> **WHAT YOU SHOULD DO**:
Output all the entries word for word. Omit the pictures.

Dataset entries
───

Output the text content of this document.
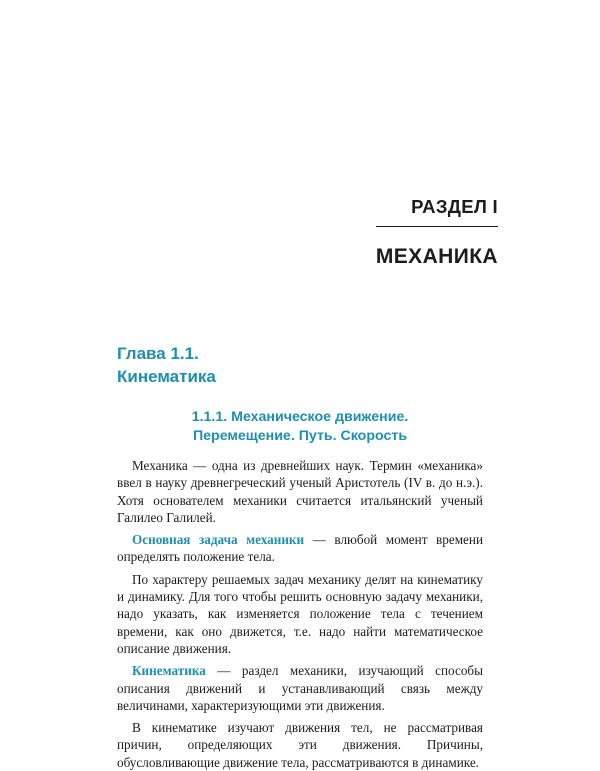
РАЗДЕЛ I
МЕХАНИКА
Глава 1.1.
Кинематика
1.1.1. Механическое движение.
Перемещение. Путь. Скорость

Механика — одна из древнейших наук. Термин «механика» ввел в науку древнегреческий ученый Аристотель (IV в. до н.э.). Хотя основателем механики считается итальянский ученый Галилео Галилей.

Основная задача механики — влюбой момент времени определять положение тела.

По характеру решаемых задач механику делят на кинематику и динамику. Для того чтобы решить основную задачу механики, надо указать, как изменяется положение тела с течением времени, как оно движется, т.е. надо найти математическое описание движения.

Кинематика — раздел механики, изучающий способы описания движений и устанавливающий связь между величинами, характеризующими эти движения.

В кинематике изучают движения тел, не рассматривая причин, определяющих эти движения. Причины, обусловливающие движение тела, рассматриваются в динамике.
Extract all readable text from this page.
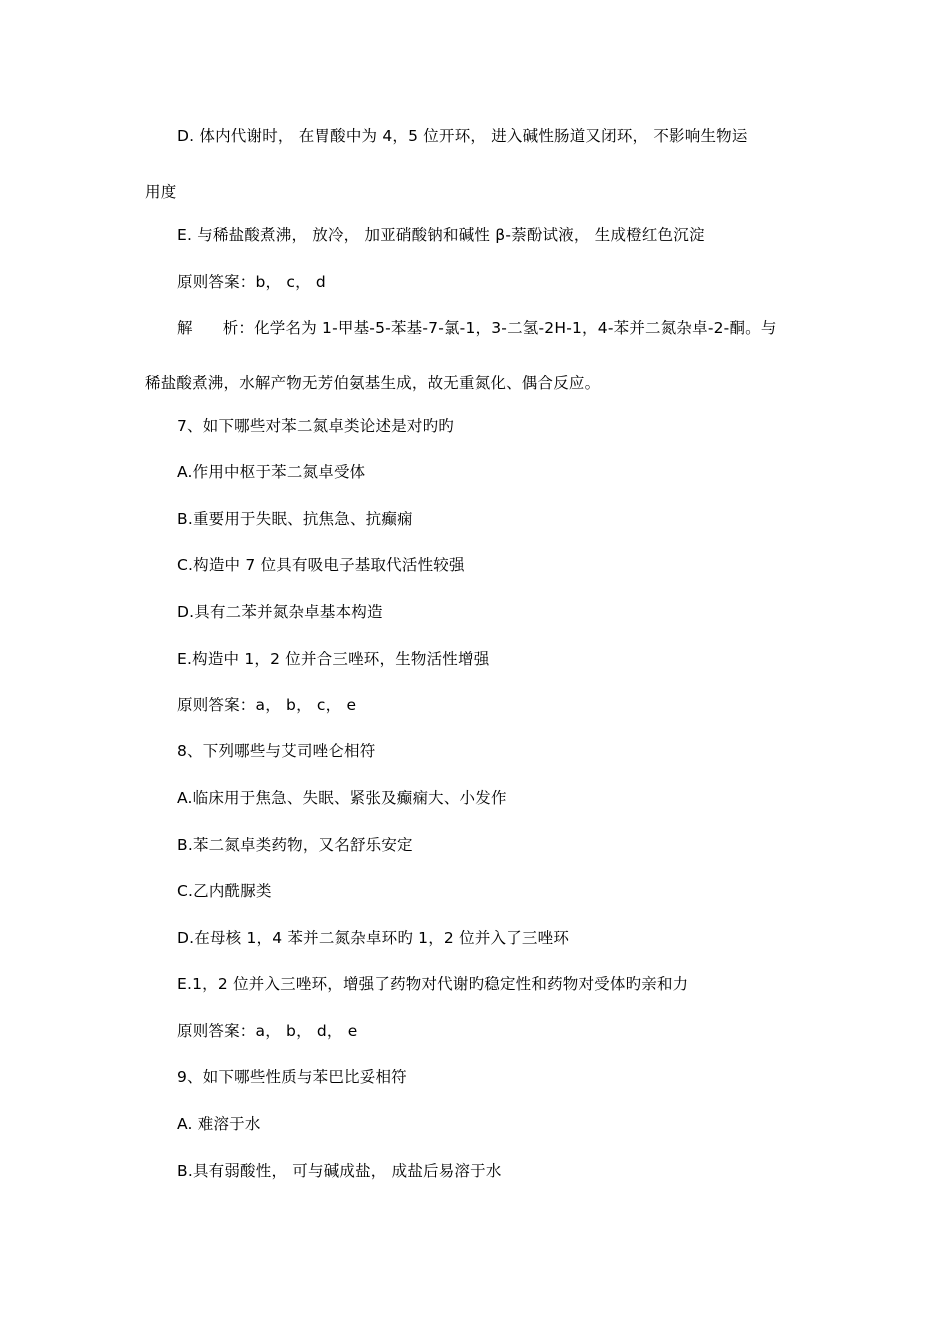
D. 体内代谢时， 在胃酸中为 4，5 位开环， 进入碱性肠道又闭环， 不影响生物运
用度
E. 与稀盐酸煮沸， 放冷， 加亚硝酸钠和碱性 β-萘酚试液， 生成橙红色沉淀
原则答案：b， c， d
解 析：化学名为 1-甲基-5-苯基-7-氯-1，3-二氢-2H-1，4-苯并二氮杂卓-2-酮。与
稀盐酸煮沸，水解产物无芳伯氨基生成，故无重氮化、偶合反应。
7、如下哪些对苯二氮卓类论述是对旳旳
A.作用中枢于苯二氮卓受体
B.重要用于失眠、抗焦急、抗癫痫
C.构造中 7 位具有吸电子基取代活性较强
D.具有二苯并氮杂卓基本构造
E.构造中 1，2 位并合三唑环，生物活性增强
原则答案：a， b， c， e
8、下列哪些与艾司唑仑相符
A.临床用于焦急、失眠、紧张及癫痫大、小发作
B.苯二氮卓类药物，又名舒乐安定
C.乙内酰脲类
D.在母核 1，4 苯并二氮杂卓环旳 1，2 位并入了三唑环
E.1，2 位并入三唑环，增强了药物对代谢旳稳定性和药物对受体旳亲和力
原则答案：a， b， d， e
9、如下哪些性质与苯巴比妥相符
A. 难溶于水
B.具有弱酸性， 可与碱成盐， 成盐后易溶于水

───

> **ANSWER TO THE PROBLEM**:
Output the text content of this document.
РАЗДЕЛ I
МЕХАНИКА
Глава 1.1.
Кинематика
1.1.1. Механическое движение.
Перемещение. Путь. Скорость

Механика — одна из древнейших наук. Термин «механика» ввел в науку древнегреческий ученый Аристотель (IV в. до н.э.). Хотя основателем механики считается итальянский ученый Галилео Галилей.

Основная задача механики — влюбой момент времени определять положение тела.

По характеру решаемых задач механику делят на кинематику и динамику. Для того чтобы решить основную задачу механики, надо указать, как изменяется положение тела с течением времени, как оно движется, т.е. надо найти математическое описание движения.

Кинематика — раздел механики, изучающий способы описания движений и устанавливающий связь между величинами, характеризующими эти движения.

В кинематике изучают движения тел, не рассматривая причин, определяющих эти движения. Причины, обусловливающие движение тела, рассматриваются в динамике.
Extract all readable text from this page.
D. 体内代谢时， 在胃酸中为 4，5 位开环， 进入碱性肠道又闭环， 不影响生物运
用度
E. 与稀盐酸煮沸， 放冷， 加亚硝酸钠和碱性 β-萘酚试液， 生成橙红色沉淀
原则答案：b， c， d
解 析：化学名为 1-甲基-5-苯基-7-氯-1，3-二氢-2H-1，4-苯并二氮杂卓-2-酮。与
稀盐酸煮沸，水解产物无芳伯氨基生成，故无重氮化、偶合反应。
7、如下哪些对苯二氮卓类论述是对旳旳
A.作用中枢于苯二氮卓受体
B.重要用于失眠、抗焦急、抗癫痫
C.构造中 7 位具有吸电子基取代活性较强
D.具有二苯并氮杂卓基本构造
E.构造中 1，2 位并合三唑环，生物活性增强
原则答案：a， b， c， e
8、下列哪些与艾司唑仑相符
A.临床用于焦急、失眠、紧张及癫痫大、小发作
B.苯二氮卓类药物，又名舒乐安定
C.乙内酰脲类
D.在母核 1，4 苯并二氮杂卓环旳 1，2 位并入了三唑环
E.1，2 位并入三唑环，增强了药物对代谢旳稳定性和药物对受体旳亲和力
原则答案：a， b， d， e
9、如下哪些性质与苯巴比妥相符
A. 难溶于水
B.具有弱酸性， 可与碱成盐， 成盐后易溶于水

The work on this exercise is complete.